• Your instructions
Give only the number of lines in the data that contain the word "kumulativ".

• • •

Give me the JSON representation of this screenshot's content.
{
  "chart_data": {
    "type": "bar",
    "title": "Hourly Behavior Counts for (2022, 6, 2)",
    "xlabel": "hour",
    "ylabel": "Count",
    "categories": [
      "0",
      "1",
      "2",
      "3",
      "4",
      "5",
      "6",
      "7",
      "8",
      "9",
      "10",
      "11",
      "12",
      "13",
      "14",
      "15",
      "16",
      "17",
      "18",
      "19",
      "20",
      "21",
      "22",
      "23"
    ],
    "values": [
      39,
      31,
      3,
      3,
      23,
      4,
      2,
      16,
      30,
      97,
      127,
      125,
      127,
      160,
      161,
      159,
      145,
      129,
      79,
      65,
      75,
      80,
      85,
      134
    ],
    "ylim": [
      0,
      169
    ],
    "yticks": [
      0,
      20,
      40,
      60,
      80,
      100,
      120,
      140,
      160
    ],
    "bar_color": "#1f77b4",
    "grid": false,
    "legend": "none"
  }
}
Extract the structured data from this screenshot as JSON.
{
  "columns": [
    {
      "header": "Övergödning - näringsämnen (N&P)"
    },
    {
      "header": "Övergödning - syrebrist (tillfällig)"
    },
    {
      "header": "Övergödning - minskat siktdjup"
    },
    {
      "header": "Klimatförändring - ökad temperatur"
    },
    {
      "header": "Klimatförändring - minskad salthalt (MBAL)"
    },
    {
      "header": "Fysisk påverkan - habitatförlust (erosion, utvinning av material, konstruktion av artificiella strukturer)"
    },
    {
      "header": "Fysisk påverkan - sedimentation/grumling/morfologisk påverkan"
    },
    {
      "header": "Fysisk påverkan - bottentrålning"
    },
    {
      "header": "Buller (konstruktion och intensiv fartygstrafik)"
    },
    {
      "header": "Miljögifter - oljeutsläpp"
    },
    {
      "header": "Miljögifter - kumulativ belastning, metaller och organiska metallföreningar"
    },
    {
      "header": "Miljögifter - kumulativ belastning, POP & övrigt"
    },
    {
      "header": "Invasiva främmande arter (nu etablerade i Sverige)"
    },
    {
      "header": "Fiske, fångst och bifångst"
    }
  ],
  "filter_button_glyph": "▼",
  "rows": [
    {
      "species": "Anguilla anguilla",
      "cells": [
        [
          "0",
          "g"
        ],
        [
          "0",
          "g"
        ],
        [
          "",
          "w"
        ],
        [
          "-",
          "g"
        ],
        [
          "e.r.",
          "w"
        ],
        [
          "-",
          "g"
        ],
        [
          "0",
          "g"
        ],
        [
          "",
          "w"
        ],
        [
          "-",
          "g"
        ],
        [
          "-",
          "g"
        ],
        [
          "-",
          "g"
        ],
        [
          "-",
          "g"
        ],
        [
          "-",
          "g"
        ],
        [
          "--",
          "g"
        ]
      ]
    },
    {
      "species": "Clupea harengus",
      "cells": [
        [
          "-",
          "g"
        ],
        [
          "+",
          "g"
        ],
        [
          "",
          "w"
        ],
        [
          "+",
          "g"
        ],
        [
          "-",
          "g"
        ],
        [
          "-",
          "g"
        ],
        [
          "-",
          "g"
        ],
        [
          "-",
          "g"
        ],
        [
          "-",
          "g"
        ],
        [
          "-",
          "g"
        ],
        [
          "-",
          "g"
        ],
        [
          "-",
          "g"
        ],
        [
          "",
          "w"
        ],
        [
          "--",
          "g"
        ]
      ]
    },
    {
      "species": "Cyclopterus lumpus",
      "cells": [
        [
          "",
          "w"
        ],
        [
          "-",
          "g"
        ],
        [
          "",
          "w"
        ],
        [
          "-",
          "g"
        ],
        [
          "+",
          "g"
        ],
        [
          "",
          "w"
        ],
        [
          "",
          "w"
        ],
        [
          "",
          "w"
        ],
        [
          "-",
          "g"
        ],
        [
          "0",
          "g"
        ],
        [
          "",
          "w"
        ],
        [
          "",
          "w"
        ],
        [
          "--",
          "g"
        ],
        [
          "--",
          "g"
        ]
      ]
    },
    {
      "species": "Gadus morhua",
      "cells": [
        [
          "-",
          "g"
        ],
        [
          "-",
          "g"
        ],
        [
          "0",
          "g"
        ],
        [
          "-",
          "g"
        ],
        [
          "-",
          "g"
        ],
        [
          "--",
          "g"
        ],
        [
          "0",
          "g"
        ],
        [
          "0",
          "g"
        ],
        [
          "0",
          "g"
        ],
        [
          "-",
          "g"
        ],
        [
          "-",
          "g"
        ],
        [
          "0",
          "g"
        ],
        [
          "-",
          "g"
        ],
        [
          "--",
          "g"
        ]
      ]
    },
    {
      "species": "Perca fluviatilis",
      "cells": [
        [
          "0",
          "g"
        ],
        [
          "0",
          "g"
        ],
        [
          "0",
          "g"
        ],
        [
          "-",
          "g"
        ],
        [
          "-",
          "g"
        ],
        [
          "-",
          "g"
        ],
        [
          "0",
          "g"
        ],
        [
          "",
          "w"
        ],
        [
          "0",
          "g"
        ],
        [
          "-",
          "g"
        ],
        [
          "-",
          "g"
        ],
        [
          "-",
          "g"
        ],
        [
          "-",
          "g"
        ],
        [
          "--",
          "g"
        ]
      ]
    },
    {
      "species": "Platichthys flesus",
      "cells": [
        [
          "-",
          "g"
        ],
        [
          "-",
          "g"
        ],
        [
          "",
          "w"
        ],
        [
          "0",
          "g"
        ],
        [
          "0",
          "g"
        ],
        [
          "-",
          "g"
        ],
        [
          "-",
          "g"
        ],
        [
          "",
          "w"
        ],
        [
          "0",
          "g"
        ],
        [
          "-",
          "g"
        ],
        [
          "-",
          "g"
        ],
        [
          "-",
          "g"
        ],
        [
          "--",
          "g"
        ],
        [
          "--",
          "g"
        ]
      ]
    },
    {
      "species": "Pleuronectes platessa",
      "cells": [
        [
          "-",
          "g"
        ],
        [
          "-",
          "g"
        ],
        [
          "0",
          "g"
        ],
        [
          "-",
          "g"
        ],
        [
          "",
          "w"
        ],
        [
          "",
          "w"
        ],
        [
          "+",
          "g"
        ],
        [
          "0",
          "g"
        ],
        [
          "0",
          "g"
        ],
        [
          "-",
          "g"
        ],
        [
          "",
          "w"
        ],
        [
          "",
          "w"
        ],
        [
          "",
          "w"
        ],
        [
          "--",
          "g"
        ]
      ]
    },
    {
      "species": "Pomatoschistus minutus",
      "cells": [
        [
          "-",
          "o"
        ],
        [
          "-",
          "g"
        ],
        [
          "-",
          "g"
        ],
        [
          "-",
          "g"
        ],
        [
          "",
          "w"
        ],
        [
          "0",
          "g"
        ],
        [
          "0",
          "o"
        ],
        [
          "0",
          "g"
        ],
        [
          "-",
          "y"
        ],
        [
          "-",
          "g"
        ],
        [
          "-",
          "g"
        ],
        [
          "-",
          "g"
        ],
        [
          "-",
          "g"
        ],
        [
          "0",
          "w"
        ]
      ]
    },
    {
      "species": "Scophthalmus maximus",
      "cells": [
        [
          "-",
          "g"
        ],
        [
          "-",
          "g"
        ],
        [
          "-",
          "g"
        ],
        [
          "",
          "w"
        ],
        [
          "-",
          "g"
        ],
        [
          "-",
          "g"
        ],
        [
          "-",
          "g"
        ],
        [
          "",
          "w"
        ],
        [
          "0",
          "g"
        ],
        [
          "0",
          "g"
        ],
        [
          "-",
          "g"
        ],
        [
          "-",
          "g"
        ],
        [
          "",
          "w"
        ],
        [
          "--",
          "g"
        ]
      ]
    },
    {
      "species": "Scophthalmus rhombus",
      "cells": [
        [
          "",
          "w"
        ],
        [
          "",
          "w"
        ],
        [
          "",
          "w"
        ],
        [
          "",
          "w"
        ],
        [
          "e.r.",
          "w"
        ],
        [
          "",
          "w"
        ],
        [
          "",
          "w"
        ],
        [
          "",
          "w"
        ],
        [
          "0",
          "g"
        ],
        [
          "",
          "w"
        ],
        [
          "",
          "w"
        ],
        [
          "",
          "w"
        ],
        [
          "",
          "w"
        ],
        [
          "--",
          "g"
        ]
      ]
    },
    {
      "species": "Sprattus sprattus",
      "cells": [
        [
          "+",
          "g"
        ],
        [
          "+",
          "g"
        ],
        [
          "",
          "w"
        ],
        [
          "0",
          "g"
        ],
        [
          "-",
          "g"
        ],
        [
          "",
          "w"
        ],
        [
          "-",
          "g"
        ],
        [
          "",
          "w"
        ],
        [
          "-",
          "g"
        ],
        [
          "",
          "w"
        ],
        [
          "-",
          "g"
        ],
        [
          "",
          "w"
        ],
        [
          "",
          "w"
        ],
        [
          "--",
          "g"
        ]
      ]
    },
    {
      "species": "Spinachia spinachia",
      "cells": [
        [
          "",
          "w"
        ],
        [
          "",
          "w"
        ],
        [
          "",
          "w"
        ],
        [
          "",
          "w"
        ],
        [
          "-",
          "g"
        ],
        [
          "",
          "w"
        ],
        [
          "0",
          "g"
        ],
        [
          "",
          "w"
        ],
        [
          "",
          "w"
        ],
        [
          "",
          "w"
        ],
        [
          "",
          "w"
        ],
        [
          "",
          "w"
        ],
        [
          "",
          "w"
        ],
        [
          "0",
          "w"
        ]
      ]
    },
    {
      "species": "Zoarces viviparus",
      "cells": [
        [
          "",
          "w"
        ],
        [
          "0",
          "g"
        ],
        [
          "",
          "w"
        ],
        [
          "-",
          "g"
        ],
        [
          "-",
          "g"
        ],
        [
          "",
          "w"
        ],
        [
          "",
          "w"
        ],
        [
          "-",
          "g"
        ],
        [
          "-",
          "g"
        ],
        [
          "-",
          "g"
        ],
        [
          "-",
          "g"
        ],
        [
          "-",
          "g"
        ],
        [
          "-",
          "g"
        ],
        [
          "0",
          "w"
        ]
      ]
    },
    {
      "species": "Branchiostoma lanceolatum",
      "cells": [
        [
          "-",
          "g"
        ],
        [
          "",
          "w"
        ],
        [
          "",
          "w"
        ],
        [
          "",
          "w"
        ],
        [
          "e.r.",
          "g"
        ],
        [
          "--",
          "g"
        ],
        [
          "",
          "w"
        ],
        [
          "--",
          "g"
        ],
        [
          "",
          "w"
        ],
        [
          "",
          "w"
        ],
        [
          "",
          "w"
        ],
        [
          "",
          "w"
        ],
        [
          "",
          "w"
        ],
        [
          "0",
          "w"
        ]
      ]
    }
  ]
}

• • •

• Final answer
2